For every line in the data below that contains "ground", copy the line.

# # # #

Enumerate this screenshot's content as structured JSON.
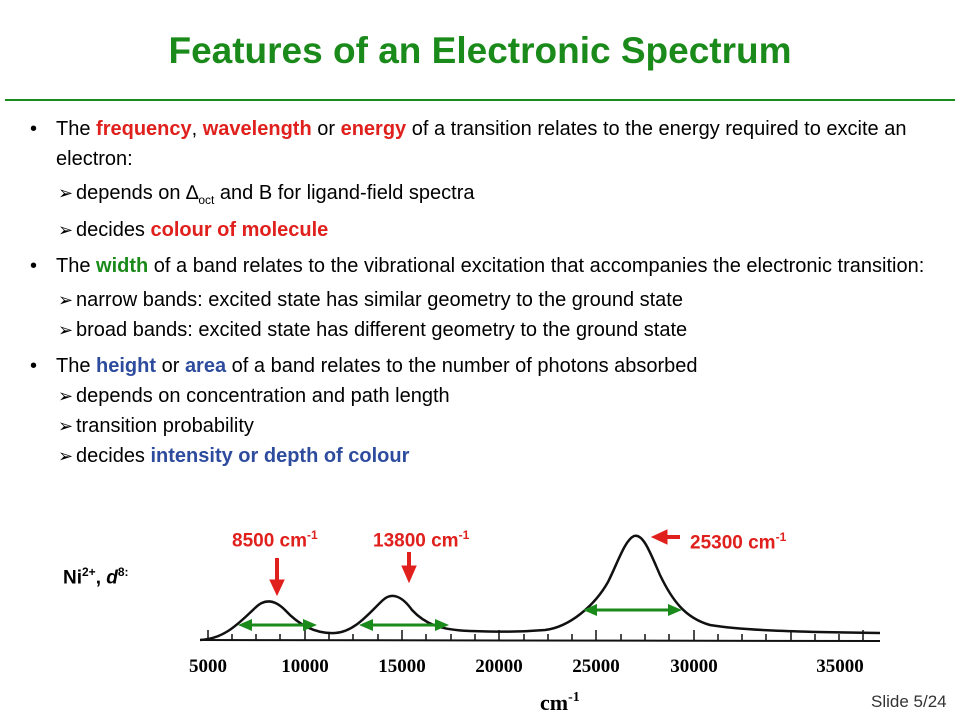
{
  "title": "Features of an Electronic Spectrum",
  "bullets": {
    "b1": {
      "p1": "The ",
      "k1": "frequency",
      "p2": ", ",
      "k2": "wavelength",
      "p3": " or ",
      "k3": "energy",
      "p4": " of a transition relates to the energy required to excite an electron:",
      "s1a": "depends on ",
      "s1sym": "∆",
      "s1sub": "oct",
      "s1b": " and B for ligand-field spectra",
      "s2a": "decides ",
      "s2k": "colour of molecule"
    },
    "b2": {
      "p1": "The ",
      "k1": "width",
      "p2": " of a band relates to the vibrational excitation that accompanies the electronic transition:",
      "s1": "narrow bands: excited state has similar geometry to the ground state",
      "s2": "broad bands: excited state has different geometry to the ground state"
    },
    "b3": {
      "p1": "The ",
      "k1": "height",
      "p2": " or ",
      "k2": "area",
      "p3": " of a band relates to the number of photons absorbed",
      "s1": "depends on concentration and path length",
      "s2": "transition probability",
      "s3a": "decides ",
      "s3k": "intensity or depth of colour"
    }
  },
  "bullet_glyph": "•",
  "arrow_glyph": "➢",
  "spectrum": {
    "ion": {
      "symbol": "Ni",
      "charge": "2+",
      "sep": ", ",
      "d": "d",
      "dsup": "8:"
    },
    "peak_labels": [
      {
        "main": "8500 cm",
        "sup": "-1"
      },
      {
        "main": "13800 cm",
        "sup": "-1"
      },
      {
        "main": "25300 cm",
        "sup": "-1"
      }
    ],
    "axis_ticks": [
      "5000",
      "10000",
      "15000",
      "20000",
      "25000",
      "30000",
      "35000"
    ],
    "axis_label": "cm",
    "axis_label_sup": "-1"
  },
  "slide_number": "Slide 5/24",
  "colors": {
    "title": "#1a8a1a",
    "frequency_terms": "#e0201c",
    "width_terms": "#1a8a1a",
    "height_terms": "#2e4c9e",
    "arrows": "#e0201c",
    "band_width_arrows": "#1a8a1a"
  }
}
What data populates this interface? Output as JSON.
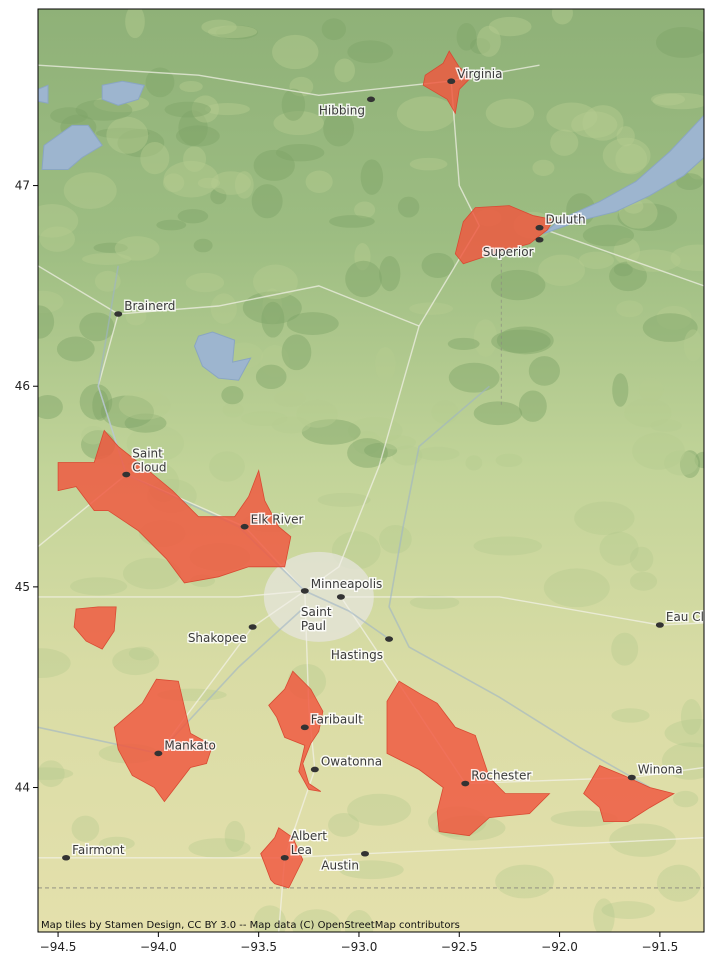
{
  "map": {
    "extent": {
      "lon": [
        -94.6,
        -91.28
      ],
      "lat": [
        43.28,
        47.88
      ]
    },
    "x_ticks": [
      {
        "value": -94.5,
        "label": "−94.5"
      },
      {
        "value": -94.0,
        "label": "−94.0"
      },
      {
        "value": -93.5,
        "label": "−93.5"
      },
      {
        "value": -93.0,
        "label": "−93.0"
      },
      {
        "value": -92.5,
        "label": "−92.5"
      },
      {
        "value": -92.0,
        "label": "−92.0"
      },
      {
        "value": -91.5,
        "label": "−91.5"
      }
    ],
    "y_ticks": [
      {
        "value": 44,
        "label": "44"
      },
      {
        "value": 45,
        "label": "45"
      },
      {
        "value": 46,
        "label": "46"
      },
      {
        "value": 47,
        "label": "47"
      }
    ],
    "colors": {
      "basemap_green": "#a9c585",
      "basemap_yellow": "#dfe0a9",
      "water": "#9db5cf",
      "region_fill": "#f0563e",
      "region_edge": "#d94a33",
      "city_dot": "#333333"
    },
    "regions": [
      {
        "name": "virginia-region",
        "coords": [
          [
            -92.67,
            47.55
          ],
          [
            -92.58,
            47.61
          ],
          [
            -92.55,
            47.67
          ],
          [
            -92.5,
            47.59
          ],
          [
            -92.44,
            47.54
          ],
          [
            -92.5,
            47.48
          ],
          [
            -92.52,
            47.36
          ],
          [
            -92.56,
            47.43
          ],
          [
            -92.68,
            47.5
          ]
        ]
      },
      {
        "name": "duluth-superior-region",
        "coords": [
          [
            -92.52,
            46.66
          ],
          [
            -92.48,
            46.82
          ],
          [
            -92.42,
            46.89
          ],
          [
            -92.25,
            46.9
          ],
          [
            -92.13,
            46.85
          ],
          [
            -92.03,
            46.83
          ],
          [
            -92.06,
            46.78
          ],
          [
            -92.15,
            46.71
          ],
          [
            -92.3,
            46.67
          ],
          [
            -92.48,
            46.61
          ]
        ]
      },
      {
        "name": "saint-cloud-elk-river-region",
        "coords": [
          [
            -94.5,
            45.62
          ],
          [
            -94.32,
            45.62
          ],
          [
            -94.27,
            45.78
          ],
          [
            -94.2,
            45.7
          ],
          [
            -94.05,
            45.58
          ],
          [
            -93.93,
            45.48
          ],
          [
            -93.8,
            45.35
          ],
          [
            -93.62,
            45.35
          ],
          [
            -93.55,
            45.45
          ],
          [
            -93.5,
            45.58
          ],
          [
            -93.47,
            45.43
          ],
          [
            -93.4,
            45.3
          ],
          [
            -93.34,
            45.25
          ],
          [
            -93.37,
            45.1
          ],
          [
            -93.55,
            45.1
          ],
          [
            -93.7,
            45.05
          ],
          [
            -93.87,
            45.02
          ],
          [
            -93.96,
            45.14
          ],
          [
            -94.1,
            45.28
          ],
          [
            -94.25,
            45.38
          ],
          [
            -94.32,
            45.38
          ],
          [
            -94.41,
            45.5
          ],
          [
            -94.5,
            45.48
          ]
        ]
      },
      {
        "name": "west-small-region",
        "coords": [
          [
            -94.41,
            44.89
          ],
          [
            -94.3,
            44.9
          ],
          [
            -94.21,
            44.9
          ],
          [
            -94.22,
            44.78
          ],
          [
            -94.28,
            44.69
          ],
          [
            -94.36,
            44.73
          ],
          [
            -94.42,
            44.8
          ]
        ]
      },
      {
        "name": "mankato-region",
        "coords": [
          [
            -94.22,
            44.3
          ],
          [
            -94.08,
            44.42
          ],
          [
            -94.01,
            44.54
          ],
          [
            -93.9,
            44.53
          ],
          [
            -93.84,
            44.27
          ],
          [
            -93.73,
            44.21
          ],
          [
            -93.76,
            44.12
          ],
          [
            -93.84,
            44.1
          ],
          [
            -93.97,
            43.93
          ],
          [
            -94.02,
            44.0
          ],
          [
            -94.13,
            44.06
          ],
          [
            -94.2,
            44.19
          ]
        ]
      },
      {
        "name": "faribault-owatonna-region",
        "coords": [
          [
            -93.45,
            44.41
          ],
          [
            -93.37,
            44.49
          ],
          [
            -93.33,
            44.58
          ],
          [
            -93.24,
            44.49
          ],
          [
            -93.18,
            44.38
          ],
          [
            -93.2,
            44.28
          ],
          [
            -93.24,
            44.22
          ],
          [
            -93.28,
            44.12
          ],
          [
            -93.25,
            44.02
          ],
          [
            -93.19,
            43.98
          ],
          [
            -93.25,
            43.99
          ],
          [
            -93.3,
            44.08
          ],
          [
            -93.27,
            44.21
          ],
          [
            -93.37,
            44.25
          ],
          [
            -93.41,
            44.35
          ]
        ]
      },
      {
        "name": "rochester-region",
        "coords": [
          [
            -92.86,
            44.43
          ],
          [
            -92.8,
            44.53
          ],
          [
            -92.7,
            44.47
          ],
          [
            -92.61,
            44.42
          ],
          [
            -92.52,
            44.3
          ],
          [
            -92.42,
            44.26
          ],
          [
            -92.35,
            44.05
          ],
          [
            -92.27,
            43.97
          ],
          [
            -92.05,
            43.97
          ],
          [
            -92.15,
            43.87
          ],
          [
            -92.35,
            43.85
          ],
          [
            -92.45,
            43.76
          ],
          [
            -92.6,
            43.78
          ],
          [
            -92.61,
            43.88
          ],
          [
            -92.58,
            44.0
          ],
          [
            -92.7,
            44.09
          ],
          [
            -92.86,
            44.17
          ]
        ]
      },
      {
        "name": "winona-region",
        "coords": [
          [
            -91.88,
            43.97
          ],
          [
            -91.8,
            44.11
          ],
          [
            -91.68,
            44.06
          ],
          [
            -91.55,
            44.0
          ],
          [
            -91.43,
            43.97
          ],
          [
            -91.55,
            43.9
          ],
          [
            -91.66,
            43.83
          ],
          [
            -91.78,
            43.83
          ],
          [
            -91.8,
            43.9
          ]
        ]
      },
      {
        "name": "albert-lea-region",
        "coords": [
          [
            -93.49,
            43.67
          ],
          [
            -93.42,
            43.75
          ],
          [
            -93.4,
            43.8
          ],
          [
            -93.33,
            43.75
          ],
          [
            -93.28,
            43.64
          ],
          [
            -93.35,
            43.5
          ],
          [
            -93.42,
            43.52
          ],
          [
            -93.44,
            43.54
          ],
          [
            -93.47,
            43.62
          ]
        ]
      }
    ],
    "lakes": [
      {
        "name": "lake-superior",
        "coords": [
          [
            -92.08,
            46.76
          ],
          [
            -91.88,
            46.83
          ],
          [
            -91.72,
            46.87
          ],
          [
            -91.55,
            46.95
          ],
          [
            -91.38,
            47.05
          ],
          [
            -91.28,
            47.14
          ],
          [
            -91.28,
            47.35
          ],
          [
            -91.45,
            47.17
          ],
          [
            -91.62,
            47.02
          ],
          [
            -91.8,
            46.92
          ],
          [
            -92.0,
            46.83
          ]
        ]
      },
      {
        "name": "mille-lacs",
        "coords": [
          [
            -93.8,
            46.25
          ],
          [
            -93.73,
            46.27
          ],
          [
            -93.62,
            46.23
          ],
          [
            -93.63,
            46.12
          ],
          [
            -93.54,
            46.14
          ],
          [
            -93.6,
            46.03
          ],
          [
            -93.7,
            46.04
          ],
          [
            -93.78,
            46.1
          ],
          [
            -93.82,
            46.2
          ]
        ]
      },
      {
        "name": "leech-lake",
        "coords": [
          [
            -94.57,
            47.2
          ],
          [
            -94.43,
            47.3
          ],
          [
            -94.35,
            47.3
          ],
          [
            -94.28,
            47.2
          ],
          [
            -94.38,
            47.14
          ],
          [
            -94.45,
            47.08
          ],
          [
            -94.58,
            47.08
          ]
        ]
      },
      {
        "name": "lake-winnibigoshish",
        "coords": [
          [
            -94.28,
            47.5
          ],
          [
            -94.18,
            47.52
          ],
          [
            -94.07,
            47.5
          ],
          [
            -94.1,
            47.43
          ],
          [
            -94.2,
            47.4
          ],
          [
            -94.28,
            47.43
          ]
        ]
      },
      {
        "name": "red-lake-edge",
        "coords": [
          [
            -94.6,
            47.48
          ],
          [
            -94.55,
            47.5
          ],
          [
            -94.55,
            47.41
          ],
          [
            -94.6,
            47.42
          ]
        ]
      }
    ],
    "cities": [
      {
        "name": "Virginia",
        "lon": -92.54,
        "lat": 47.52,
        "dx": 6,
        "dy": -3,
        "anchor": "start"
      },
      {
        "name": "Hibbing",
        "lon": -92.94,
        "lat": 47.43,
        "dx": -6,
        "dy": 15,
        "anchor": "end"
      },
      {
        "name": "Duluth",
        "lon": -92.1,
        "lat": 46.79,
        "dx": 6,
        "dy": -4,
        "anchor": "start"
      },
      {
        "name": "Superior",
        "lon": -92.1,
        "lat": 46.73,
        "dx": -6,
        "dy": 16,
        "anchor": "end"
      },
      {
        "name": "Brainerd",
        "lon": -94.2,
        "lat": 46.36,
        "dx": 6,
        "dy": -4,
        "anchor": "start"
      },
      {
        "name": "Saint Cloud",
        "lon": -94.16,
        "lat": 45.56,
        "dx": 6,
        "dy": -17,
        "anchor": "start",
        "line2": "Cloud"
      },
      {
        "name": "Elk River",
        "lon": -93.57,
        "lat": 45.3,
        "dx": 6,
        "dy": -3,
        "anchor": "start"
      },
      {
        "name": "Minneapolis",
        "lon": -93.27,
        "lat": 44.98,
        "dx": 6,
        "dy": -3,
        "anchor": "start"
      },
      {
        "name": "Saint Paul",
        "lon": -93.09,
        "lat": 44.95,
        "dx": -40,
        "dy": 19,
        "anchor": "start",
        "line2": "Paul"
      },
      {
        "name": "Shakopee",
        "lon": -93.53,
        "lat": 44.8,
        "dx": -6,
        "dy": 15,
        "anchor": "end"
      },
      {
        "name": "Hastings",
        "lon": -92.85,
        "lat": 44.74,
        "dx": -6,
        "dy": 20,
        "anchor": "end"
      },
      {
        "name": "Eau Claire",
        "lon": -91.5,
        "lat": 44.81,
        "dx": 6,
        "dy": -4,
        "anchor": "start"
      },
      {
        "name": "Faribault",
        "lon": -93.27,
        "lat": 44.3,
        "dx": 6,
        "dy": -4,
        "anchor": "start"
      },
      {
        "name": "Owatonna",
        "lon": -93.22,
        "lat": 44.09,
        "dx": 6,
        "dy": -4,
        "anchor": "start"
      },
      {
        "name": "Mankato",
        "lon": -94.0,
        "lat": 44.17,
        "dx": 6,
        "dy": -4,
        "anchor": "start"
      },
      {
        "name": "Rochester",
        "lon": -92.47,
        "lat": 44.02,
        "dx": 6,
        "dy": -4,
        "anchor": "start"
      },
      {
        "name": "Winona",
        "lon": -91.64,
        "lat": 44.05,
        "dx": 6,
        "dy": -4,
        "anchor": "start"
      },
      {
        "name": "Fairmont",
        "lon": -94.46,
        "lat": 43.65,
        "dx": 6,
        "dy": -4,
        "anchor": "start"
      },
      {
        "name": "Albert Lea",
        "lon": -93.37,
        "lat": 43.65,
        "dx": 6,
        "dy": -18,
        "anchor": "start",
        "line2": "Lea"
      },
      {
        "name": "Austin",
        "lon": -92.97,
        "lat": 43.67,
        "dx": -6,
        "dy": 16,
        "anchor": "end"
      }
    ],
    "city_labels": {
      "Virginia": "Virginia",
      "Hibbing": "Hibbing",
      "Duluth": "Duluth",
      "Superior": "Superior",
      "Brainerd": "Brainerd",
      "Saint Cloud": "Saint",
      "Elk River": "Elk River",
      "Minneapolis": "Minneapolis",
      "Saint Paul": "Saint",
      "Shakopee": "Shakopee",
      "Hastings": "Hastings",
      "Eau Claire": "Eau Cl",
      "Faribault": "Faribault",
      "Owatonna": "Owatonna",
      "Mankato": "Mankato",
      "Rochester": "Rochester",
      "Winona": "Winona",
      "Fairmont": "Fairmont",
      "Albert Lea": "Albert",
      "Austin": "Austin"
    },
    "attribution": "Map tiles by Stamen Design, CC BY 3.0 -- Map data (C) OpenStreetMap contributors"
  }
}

# # # #

Full output →
      "s1": "narrow bands: excited state has similar geometry to the ground state",
      "s2": "broad bands: excited state has different geometry to the ground state"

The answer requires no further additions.